# start of Text segment
05-08-2004, 06:04 AM

05-08-2004, 06:07 AM
great our geethamites :ahha:
i wanna start with the movie taken as "TITANIC"
hope all will contribute..... :P

05-08-2004, 07:06 AM


http://www.geetham.net/photoshow/albums/userpics/15148/normal_sWEEtmICHe%2Bsplit_ship .jpg

The Royal Mail Ship TITANIC was the last grand dream of the Gilded Age.
It was designed to be the greatest achievement of an era of prosperity,
confidence and propriety. Although no one knew it, the world was about
to change drastically. Radio had been invented in 1901. The Wright Brothers
' first successful flight was in 1903. The old presumptions about class,
morals, and gender-roles were about to be shattered. If the concept of
Titanic was the climax of the age, then perhaps its sinking was the curtain
that marked the end of the old drama, and the start of a new one.
# end of Text segment
# start of Supplied information
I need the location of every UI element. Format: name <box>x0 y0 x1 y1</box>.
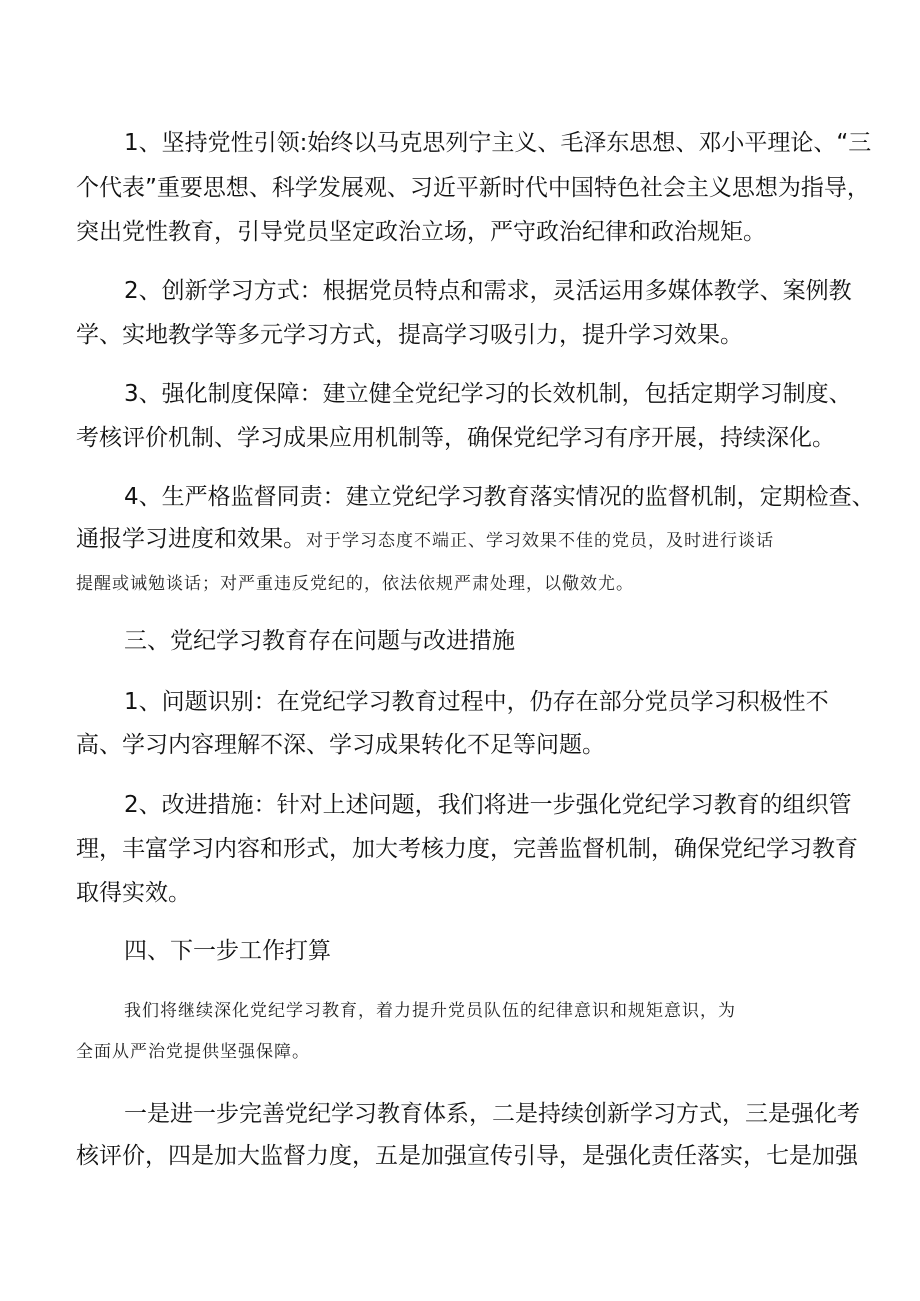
paragraph-4-line-2-serif: 对于学习态度不端正、学习效果不佳的党员，及时进行谈话 <box>306 531 774 551</box>
paragraph-1-line-3: 突出党性教育，引导党员坚定政治立场，严守政治纪律和政治规矩。 <box>76 219 766 245</box>
paragraph-4-line-2-sans: 通报学习进度和效果。 <box>76 526 306 552</box>
paragraph-7-line-2: 全面从严治党提供坚强保障。 <box>76 1042 310 1062</box>
section-heading-3: 三、党纪学习教育存在问题与改进措施 <box>124 628 515 654</box>
paragraph-6-line-3: 取得实效。 <box>76 880 191 906</box>
section-heading-4: 四、下一步工作打算 <box>124 938 331 964</box>
paragraph-1-line-2: 个代表”重要思想、科学发展观、习近平新时代中国特色社会主义思想为指导， <box>76 175 870 201</box>
paragraph-6-line-1: 2、改进措施：针对上述问题，我们将进一步强化党纪学习教育的组织管 <box>124 792 852 818</box>
paragraph-7-line-1: 我们将继续深化党纪学习教育，着力提升党员队伍的纪律意识和规矩意识，为 <box>124 1001 736 1021</box>
paragraph-2-line-2: 学、实地教学等多元学习方式，提高学习吸引力，提升学习效果。 <box>76 322 743 348</box>
paragraph-4-line-1: 4、生严格监督同责：建立党纪学习教育落实情况的监督机制，定期检查、 <box>124 484 875 510</box>
paragraph-3-line-1: 3、强化制度保障：建立健全党纪学习的长效机制，包括定期学习制度、 <box>124 381 852 407</box>
paragraph-5-line-1: 1、问题识别：在党纪学习教育过程中，仍存在部分党员学习积极性不 <box>124 689 829 715</box>
paragraph-8-line-1: 一是进一步完善党纪学习教育体系，二是持续创新学习方式，三是强化考 <box>124 1101 860 1127</box>
paragraph-4-line-2 <box>76 524 920 556</box>
paragraph-4-line-3: 提醒或诫勉谈话；对严重违反党纪的，依法依规严肃处理，以儆效尤。 <box>76 574 634 594</box>
paragraph-3-line-2: 考核评价机制、学习成果应用机制等，确保党纪学习有序开展，持续深化。 <box>76 425 835 451</box>
paragraph-5-line-2: 高、学习内容理解不深、学习成果转化不足等问题。 <box>76 732 605 758</box>
paragraph-8-line-2: 核评价，四是加大监督力度，五是加强宣传引导，是强化责任落实，七是加强 <box>76 1143 858 1169</box>
paragraph-6-line-2: 理，丰富学习内容和形式，加大考核力度，完善监督机制，确保党纪学习教育 <box>76 836 858 862</box>
paragraph-1-line-1: 1、坚持党性引领:始终以马克思列宁主义、毛泽东思想、邓小平理论、“三 <box>124 130 872 156</box>
paragraph-2-line-1: 2、创新学习方式：根据党员特点和需求，灵活运用多媒体教学、案例教 <box>124 278 852 304</box>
# end of Supplied information
**Task 1:**
According to the Titanic forum post, in what year was radio invented?
**Task 2:**
The Titanic forum post names several old presumptions that were about to be shattered. List all of them.
**Task 3:**
Translate this sentence from the Titanic forum post into Spanish: "The Royal Mail Ship TITANIC was the last grand dream of the Gilded Age."

**Correct response 1:**
1901

**Correct response 2:**
class, morals, gender-roles

**Correct response 3:**
El Royal Mail Ship TITANIC fue el último gran sueño de la Edad Dorada.